## Job:
Retype every line of the material below without altering any character.
* Start Given entries *
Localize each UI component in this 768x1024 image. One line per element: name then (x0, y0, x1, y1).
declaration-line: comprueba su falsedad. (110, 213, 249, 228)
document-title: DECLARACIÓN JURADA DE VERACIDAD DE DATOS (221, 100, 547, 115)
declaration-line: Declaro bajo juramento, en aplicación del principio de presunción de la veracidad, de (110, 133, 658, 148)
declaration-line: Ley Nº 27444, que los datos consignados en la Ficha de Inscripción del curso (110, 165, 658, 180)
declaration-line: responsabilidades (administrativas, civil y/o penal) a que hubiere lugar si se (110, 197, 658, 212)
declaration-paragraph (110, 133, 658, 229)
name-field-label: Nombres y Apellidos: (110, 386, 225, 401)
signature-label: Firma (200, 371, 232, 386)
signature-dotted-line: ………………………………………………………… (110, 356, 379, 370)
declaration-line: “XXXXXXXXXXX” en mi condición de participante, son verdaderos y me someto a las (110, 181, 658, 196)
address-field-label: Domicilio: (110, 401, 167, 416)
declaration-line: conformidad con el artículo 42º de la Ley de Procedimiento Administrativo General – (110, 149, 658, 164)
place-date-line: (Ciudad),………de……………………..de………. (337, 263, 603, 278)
* End Given entries *
## Solution:
Localize each UI component in this 768x1024 image. One line per element: name then (x0, y0, x1, y1).
declaration-line: comprueba su falsedad. (110, 213, 249, 228)
document-title: DECLARACIÓN JURADA DE VERACIDAD DE DATOS (221, 100, 547, 115)
declaration-line: Declaro bajo juramento, en aplicación del principio de presunción de la veracidad, de (110, 133, 658, 148)
declaration-line: Ley Nº 27444, que los datos consignados en la Ficha de Inscripción del curso (110, 165, 658, 180)
declaration-line: responsabilidades (administrativas, civil y/o penal) a que hubiere lugar si se (110, 197, 658, 212)
declaration-paragraph (110, 133, 658, 229)
name-field-label: Nombres y Apellidos: (110, 386, 225, 401)
signature-label: Firma (200, 371, 232, 386)
signature-dotted-line: ………………………………………………………… (110, 356, 379, 370)
declaration-line: “XXXXXXXXXXX” en mi condición de participante, son verdaderos y me someto a las (110, 181, 658, 196)
address-field-label: Domicilio: (110, 401, 167, 416)
declaration-line: conformidad con el artículo 42º de la Ley de Procedimiento Administrativo General – (110, 149, 658, 164)
place-date-line: (Ciudad),………de……………………..de………. (337, 263, 603, 278)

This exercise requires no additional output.